_What to do_
Return all the entries exactly, keeping pictures out.

_Record extracts_
• • • • •
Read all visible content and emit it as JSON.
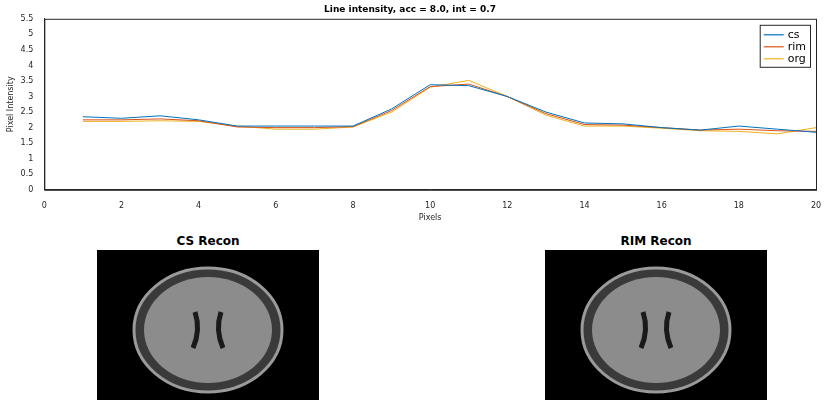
{
  "chart_data": {
    "type": "line",
    "title": "Line intensity, acc = 8.0, int = 0.7",
    "x_label": "Pixels",
    "y_label": "Pixel Intensity",
    "x": [
      1,
      2,
      3,
      4,
      5,
      6,
      7,
      8,
      9,
      10,
      11,
      12,
      13,
      14,
      15,
      16,
      17,
      18,
      19,
      20
    ],
    "series": [
      {
        "name": "cs",
        "color": "#0072bd",
        "values": [
          2.35,
          2.3,
          2.38,
          2.25,
          2.05,
          2.05,
          2.05,
          2.05,
          2.6,
          3.38,
          3.35,
          3.0,
          2.5,
          2.15,
          2.12,
          2.0,
          1.92,
          2.05,
          1.95,
          1.85
        ]
      },
      {
        "name": "rim",
        "color": "#d95319",
        "values": [
          2.25,
          2.25,
          2.28,
          2.22,
          2.02,
          2.0,
          2.0,
          2.03,
          2.55,
          3.32,
          3.4,
          3.0,
          2.45,
          2.1,
          2.08,
          2.0,
          1.92,
          1.95,
          1.9,
          1.88
        ]
      },
      {
        "name": "org",
        "color": "#edb120",
        "values": [
          2.2,
          2.2,
          2.22,
          2.2,
          2.05,
          1.95,
          1.95,
          2.02,
          2.5,
          3.3,
          3.52,
          3.0,
          2.4,
          2.05,
          2.05,
          1.98,
          1.9,
          1.88,
          1.8,
          2.0
        ]
      }
    ],
    "xlim": [
      0,
      20
    ],
    "xticks": [
      0,
      2,
      4,
      6,
      8,
      10,
      12,
      14,
      16,
      18,
      20
    ],
    "ylim": [
      0,
      5.5
    ],
    "yticks": [
      0,
      0.5,
      1,
      1.5,
      2,
      2.5,
      3,
      3.5,
      4,
      4.5,
      5,
      5.5
    ],
    "grid": false,
    "legend": "upper right",
    "panels": [
      {
        "title": "CS Recon"
      },
      {
        "title": "RIM Recon"
      }
    ]
  }
}
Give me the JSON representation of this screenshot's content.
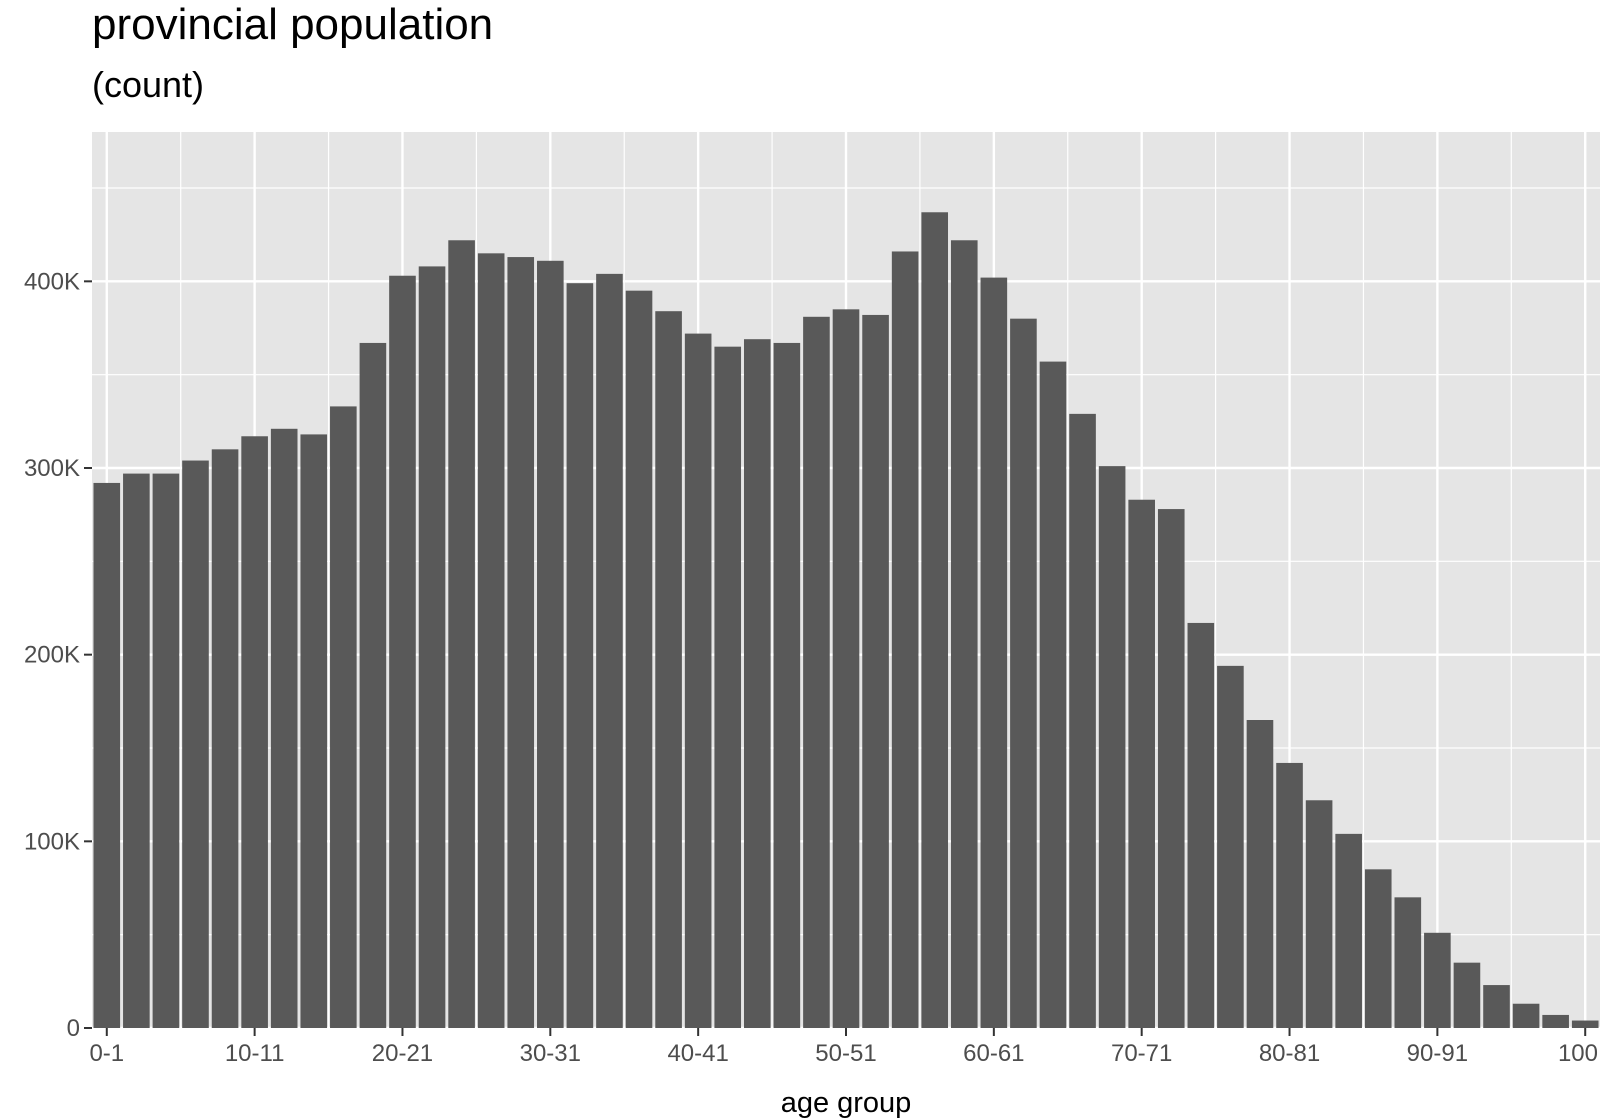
{
  "chart_data": {
    "type": "bar",
    "title": "provincial population",
    "subtitle": "(count)",
    "xlabel": "age group",
    "ylabel": "",
    "ylim": [
      0,
      480000
    ],
    "y_ticks": [
      0,
      100000,
      200000,
      300000,
      400000
    ],
    "y_tick_labels": [
      "0",
      "100K",
      "200K",
      "300K",
      "400K"
    ],
    "x_tick_labels": [
      "0-1",
      "10-11",
      "20-21",
      "30-31",
      "40-41",
      "50-51",
      "60-61",
      "70-71",
      "80-81",
      "90-91",
      "100"
    ],
    "grid": true,
    "bar_color": "#595959",
    "panel_color": "#e5e5e5",
    "categories": [
      "0-1",
      "2-3",
      "4-5",
      "6-7",
      "8-9",
      "10-11",
      "12-13",
      "14-15",
      "16-17",
      "18-19",
      "20-21",
      "22-23",
      "24-25",
      "26-27",
      "28-29",
      "30-31",
      "32-33",
      "34-35",
      "36-37",
      "38-39",
      "40-41",
      "42-43",
      "44-45",
      "46-47",
      "48-49",
      "50-51",
      "52-53",
      "54-55",
      "56-57",
      "58-59",
      "60-61",
      "62-63",
      "64-65",
      "66-67",
      "68-69",
      "70-71",
      "72-73",
      "74-75",
      "76-77",
      "78-79",
      "80-81",
      "82-83",
      "84-85",
      "86-87",
      "88-89",
      "90-91",
      "92-93",
      "94-95",
      "96-97",
      "98-99",
      "100"
    ],
    "values": [
      292000,
      297000,
      297000,
      304000,
      310000,
      317000,
      321000,
      318000,
      333000,
      367000,
      403000,
      408000,
      422000,
      415000,
      413000,
      411000,
      399000,
      404000,
      395000,
      384000,
      372000,
      365000,
      369000,
      367000,
      381000,
      385000,
      382000,
      416000,
      437000,
      422000,
      402000,
      380000,
      357000,
      329000,
      301000,
      283000,
      278000,
      217000,
      194000,
      165000,
      142000,
      122000,
      104000,
      85000,
      70000,
      51000,
      35000,
      23000,
      13000,
      7000,
      4000
    ]
  }
}
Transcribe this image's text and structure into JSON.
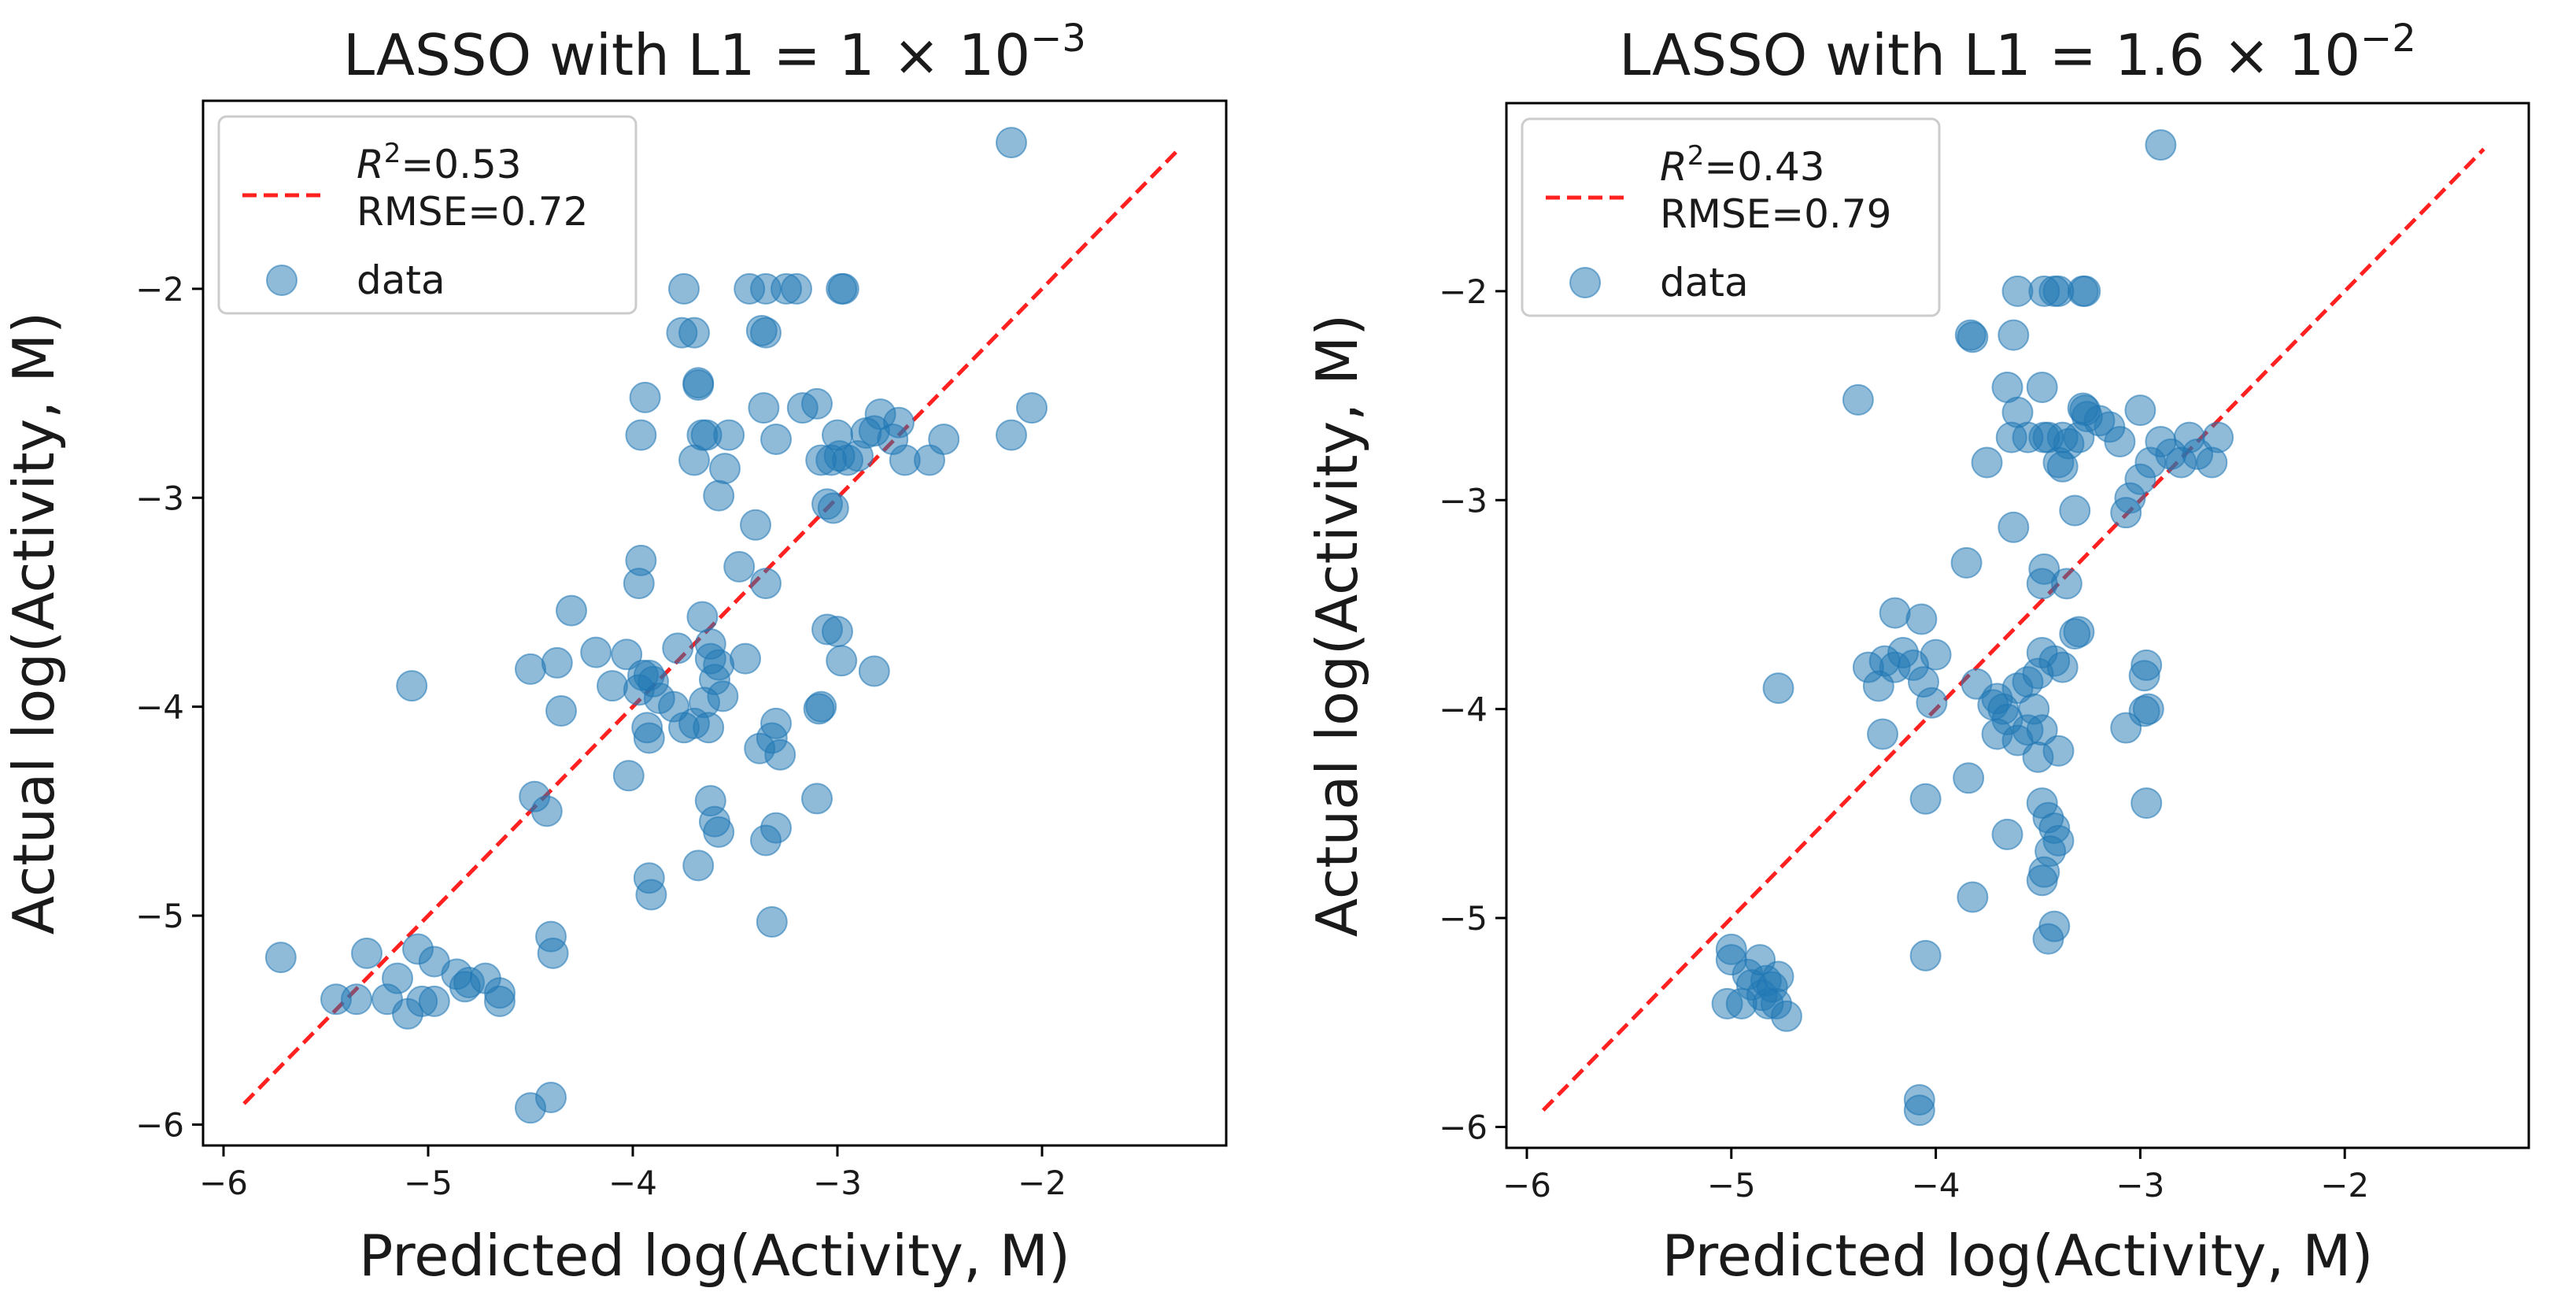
• • • • •
_Task output_
Read all visible content and emit it as JSON.
{
  "chart_data": {
    "type": "line",
    "title": "Line intensity, acc = 8.0, int = 0.7",
    "x_label": "Pixels",
    "y_label": "Pixel Intensity",
    "x": [
      1,
      2,
      3,
      4,
      5,
      6,
      7,
      8,
      9,
      10,
      11,
      12,
      13,
      14,
      15,
      16,
      17,
      18,
      19,
      20
    ],
    "series": [
      {
        "name": "cs",
        "color": "#0072bd",
        "values": [
          2.35,
          2.3,
          2.38,
          2.25,
          2.05,
          2.05,
          2.05,
          2.05,
          2.6,
          3.38,
          3.35,
          3.0,
          2.5,
          2.15,
          2.12,
          2.0,
          1.92,
          2.05,
          1.95,
          1.85
        ]
      },
      {
        "name": "rim",
        "color": "#d95319",
        "values": [
          2.25,
          2.25,
          2.28,
          2.22,
          2.02,
          2.0,
          2.0,
          2.03,
          2.55,
          3.32,
          3.4,
          3.0,
          2.45,
          2.1,
          2.08,
          2.0,
          1.92,
          1.95,
          1.9,
          1.88
        ]
      },
      {
        "name": "org",
        "color": "#edb120",
        "values": [
          2.2,
          2.2,
          2.22,
          2.2,
          2.05,
          1.95,
          1.95,
          2.02,
          2.5,
          3.3,
          3.52,
          3.0,
          2.4,
          2.05,
          2.05,
          1.98,
          1.9,
          1.88,
          1.8,
          2.0
        ]
      }
    ],
    "xlim": [
      0,
      20
    ],
    "xticks": [
      0,
      2,
      4,
      6,
      8,
      10,
      12,
      14,
      16,
      18,
      20
    ],
    "ylim": [
      0,
      5.5
    ],
    "yticks": [
      0,
      0.5,
      1,
      1.5,
      2,
      2.5,
      3,
      3.5,
      4,
      4.5,
      5,
      5.5
    ],
    "grid": false,
    "legend": "upper right",
    "panels": [
      {
        "title": "CS Recon"
      },
      {
        "title": "RIM Recon"
      }
    ]
  }
}
Give me the JSON representation of this screenshot's content.
{
  "chart_data": {
    "type": "bar",
    "title": "provincial population",
    "subtitle": "(count)",
    "xlabel": "age group",
    "ylabel": "",
    "ylim": [
      0,
      480000
    ],
    "y_ticks": [
      0,
      100000,
      200000,
      300000,
      400000
    ],
    "y_tick_labels": [
      "0",
      "100K",
      "200K",
      "300K",
      "400K"
    ],
    "x_tick_labels": [
      "0-1",
      "10-11",
      "20-21",
      "30-31",
      "40-41",
      "50-51",
      "60-61",
      "70-71",
      "80-81",
      "90-91",
      "100"
    ],
    "grid": true,
    "bar_color": "#595959",
    "panel_color": "#e5e5e5",
    "categories": [
      "0-1",
      "2-3",
      "4-5",
      "6-7",
      "8-9",
      "10-11",
      "12-13",
      "14-15",
      "16-17",
      "18-19",
      "20-21",
      "22-23",
      "24-25",
      "26-27",
      "28-29",
      "30-31",
      "32-33",
      "34-35",
      "36-37",
      "38-39",
      "40-41",
      "42-43",
      "44-45",
      "46-47",
      "48-49",
      "50-51",
      "52-53",
      "54-55",
      "56-57",
      "58-59",
      "60-61",
      "62-63",
      "64-65",
      "66-67",
      "68-69",
      "70-71",
      "72-73",
      "74-75",
      "76-77",
      "78-79",
      "80-81",
      "82-83",
      "84-85",
      "86-87",
      "88-89",
      "90-91",
      "92-93",
      "94-95",
      "96-97",
      "98-99",
      "100"
    ],
    "values": [
      292000,
      297000,
      297000,
      304000,
      310000,
      317000,
      321000,
      318000,
      333000,
      367000,
      403000,
      408000,
      422000,
      415000,
      413000,
      411000,
      399000,
      404000,
      395000,
      384000,
      372000,
      365000,
      369000,
      367000,
      381000,
      385000,
      382000,
      416000,
      437000,
      422000,
      402000,
      380000,
      357000,
      329000,
      301000,
      283000,
      278000,
      217000,
      194000,
      165000,
      142000,
      122000,
      104000,
      85000,
      70000,
      51000,
      35000,
      23000,
      13000,
      7000,
      4000
    ]
  }
}
Transcribe this image's text and structure into JSON.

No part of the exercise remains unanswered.